• **WHAT YOU SHOULD DO**:
Search the data below for the string "mạch". Extract every line that contains it.

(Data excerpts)
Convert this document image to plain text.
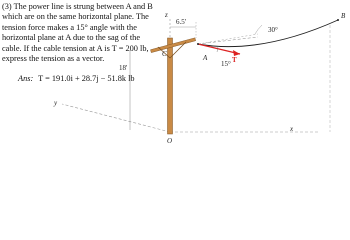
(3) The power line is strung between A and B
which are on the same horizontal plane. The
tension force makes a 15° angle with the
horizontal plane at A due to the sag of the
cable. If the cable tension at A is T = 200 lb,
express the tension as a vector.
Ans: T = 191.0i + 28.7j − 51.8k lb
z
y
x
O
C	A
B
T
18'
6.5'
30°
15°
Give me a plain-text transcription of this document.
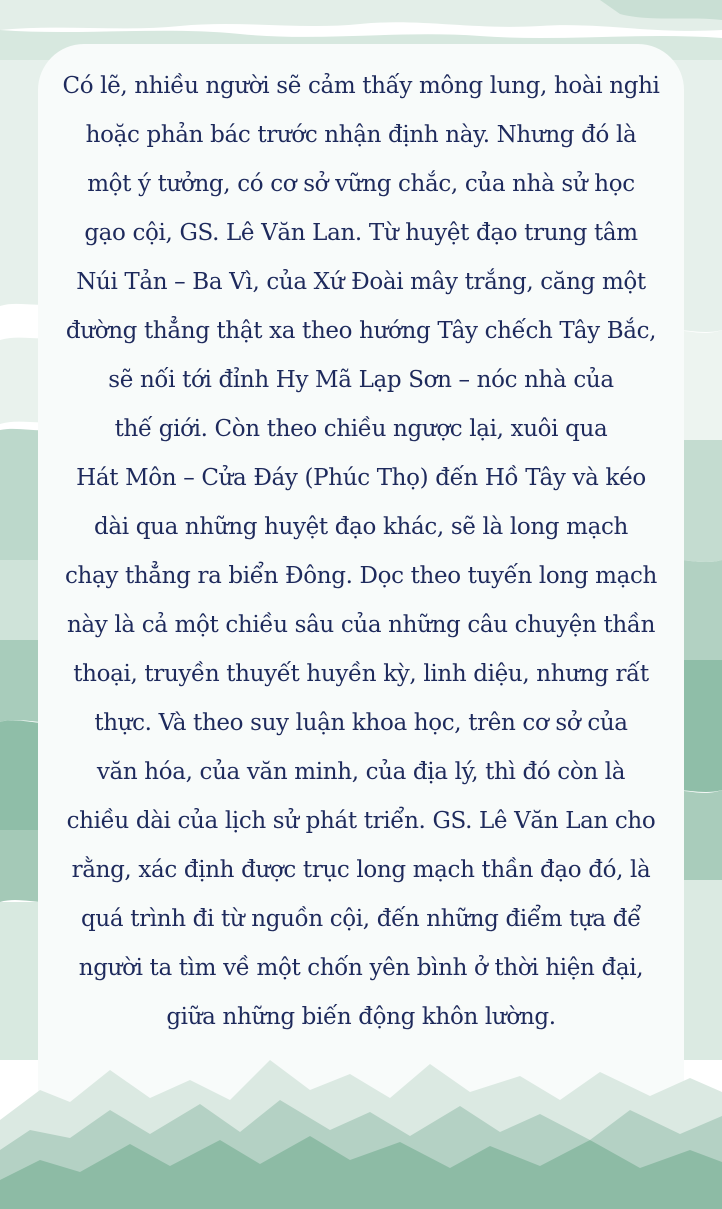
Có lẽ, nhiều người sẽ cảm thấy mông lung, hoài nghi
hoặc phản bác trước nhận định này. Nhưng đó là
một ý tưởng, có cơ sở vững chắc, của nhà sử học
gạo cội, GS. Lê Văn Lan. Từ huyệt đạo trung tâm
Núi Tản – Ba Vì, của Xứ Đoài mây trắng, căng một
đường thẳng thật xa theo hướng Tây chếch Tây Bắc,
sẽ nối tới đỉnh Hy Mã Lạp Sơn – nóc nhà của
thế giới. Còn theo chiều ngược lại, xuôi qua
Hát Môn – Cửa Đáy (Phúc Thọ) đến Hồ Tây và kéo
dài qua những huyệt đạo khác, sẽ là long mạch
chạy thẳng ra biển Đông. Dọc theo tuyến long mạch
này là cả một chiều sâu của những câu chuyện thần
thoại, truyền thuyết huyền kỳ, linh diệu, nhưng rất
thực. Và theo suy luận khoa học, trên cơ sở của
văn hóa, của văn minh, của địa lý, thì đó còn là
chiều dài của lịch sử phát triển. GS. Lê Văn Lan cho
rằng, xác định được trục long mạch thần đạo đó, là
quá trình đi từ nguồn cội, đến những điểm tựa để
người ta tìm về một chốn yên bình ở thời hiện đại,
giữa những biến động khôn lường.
...
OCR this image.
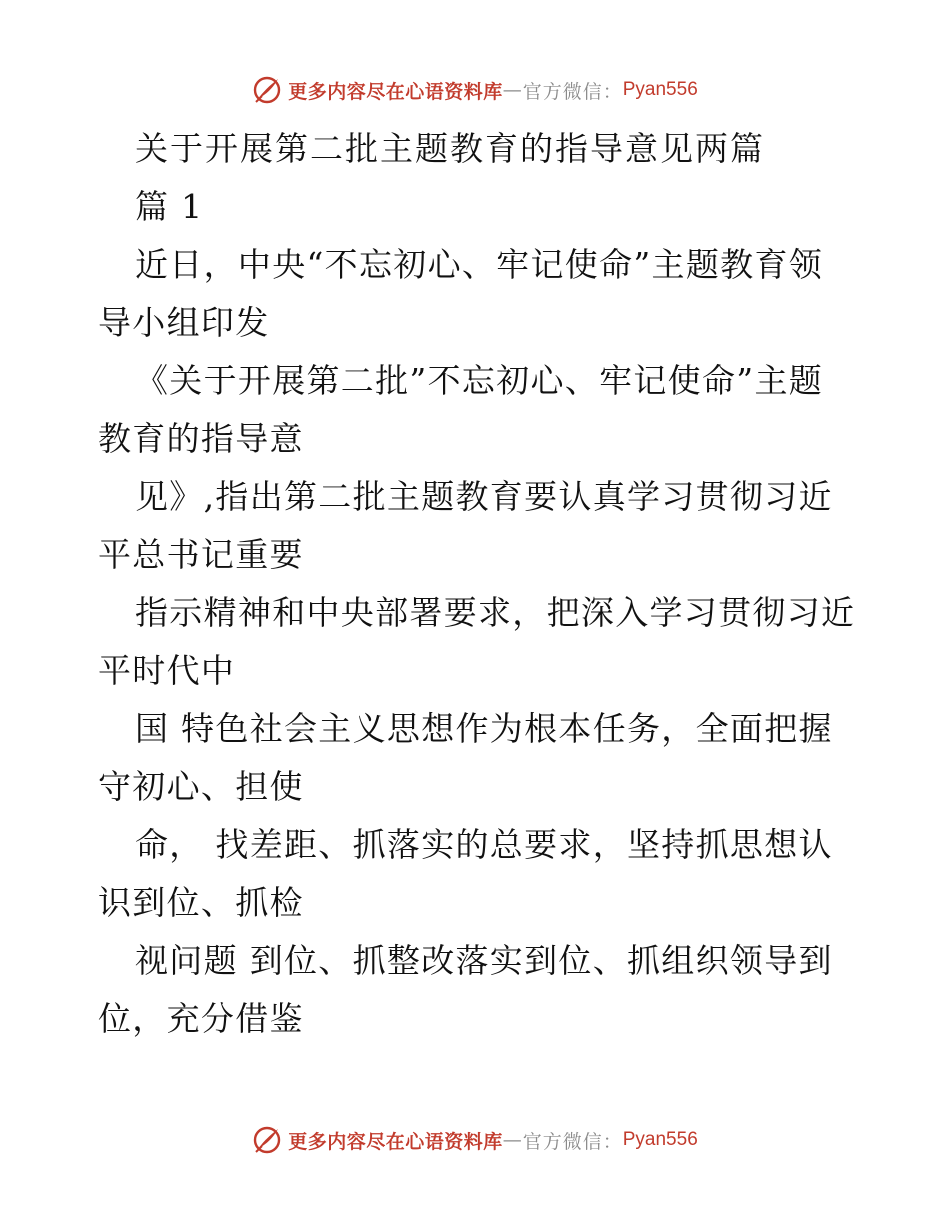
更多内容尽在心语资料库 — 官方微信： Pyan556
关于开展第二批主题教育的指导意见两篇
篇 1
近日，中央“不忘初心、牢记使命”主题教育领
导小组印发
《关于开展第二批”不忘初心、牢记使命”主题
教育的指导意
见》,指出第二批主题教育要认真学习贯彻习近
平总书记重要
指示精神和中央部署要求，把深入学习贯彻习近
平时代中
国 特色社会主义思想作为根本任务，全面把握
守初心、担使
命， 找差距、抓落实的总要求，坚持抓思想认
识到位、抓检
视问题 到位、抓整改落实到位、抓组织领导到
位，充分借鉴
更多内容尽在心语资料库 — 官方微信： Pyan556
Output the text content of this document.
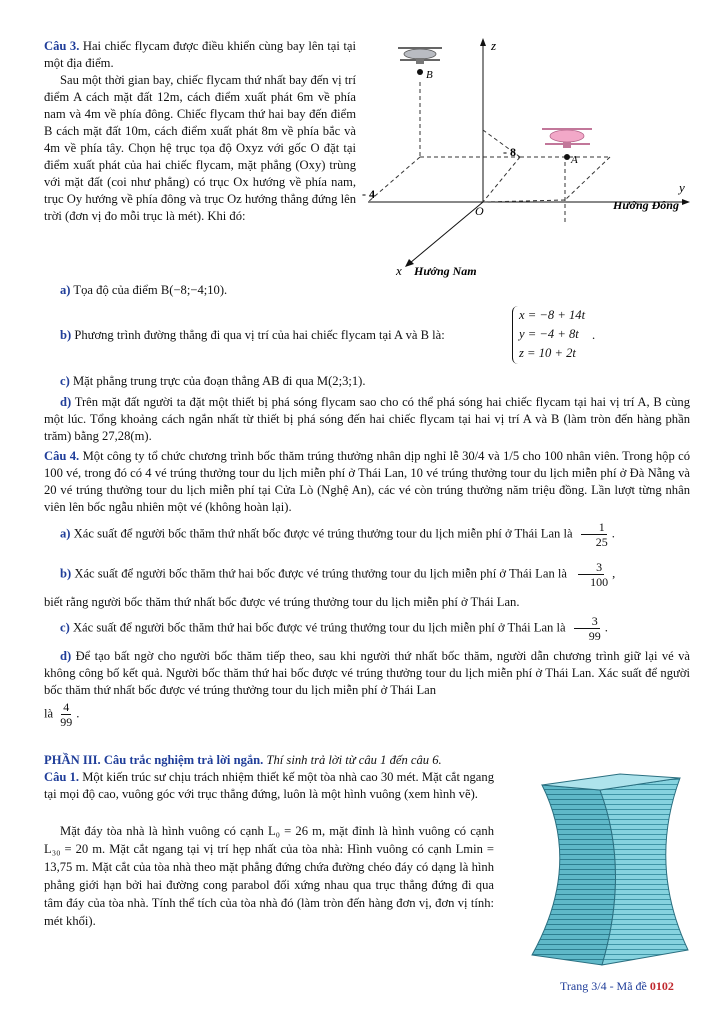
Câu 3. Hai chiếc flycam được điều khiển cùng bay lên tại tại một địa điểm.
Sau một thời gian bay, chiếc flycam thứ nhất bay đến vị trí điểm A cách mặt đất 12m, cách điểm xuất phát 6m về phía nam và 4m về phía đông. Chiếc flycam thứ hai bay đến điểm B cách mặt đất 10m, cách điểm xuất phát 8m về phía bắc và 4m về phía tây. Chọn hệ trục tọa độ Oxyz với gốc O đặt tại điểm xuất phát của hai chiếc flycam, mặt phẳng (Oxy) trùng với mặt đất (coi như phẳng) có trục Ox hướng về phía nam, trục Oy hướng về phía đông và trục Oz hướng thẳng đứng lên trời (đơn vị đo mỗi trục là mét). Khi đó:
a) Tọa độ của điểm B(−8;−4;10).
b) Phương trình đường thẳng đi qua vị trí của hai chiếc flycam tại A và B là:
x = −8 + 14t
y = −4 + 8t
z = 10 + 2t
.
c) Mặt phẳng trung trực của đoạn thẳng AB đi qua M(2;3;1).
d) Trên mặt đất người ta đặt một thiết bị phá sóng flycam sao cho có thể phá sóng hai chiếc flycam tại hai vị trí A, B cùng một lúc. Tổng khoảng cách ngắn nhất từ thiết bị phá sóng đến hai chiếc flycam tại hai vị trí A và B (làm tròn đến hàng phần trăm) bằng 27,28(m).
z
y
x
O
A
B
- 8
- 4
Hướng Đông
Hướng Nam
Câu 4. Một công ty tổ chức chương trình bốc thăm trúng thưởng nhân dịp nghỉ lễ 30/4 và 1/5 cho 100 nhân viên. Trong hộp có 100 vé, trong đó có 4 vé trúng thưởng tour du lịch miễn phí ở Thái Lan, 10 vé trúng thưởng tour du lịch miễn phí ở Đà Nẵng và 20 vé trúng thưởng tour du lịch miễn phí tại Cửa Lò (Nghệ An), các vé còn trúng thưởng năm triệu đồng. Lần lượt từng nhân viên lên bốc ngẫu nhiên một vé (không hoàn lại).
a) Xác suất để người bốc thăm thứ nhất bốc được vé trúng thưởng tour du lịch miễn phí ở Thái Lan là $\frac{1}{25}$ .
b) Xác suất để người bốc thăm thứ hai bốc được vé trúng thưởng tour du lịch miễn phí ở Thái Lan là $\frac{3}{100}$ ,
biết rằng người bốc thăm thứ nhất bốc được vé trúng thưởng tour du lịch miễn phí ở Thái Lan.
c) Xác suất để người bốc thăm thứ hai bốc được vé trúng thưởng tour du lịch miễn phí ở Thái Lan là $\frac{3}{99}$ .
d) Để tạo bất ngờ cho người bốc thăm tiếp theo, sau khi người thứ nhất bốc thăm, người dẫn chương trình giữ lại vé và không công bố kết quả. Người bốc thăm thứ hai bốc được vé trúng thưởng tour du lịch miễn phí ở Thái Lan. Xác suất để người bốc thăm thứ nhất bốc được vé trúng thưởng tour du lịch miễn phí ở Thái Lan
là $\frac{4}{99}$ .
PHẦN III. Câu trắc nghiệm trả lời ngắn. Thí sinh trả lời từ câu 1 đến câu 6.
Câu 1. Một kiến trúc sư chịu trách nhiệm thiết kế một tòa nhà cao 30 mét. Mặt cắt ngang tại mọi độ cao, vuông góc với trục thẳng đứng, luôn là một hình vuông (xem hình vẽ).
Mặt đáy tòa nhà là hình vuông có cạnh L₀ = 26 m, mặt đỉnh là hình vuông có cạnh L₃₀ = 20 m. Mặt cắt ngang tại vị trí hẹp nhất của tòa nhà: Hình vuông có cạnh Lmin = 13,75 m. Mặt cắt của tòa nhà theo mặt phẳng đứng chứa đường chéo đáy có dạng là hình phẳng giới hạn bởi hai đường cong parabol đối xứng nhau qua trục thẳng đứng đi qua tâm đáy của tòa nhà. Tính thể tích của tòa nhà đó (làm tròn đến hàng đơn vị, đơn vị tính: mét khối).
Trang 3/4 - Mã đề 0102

• **SOLUTION FOR THIS PROBLEM**:
dài qua những huyệt đạo khác, sẽ là long mạch
chạy thẳng ra biển Đông. Dọc theo tuyến long mạch
rằng, xác định được trục long mạch thần đạo đó, là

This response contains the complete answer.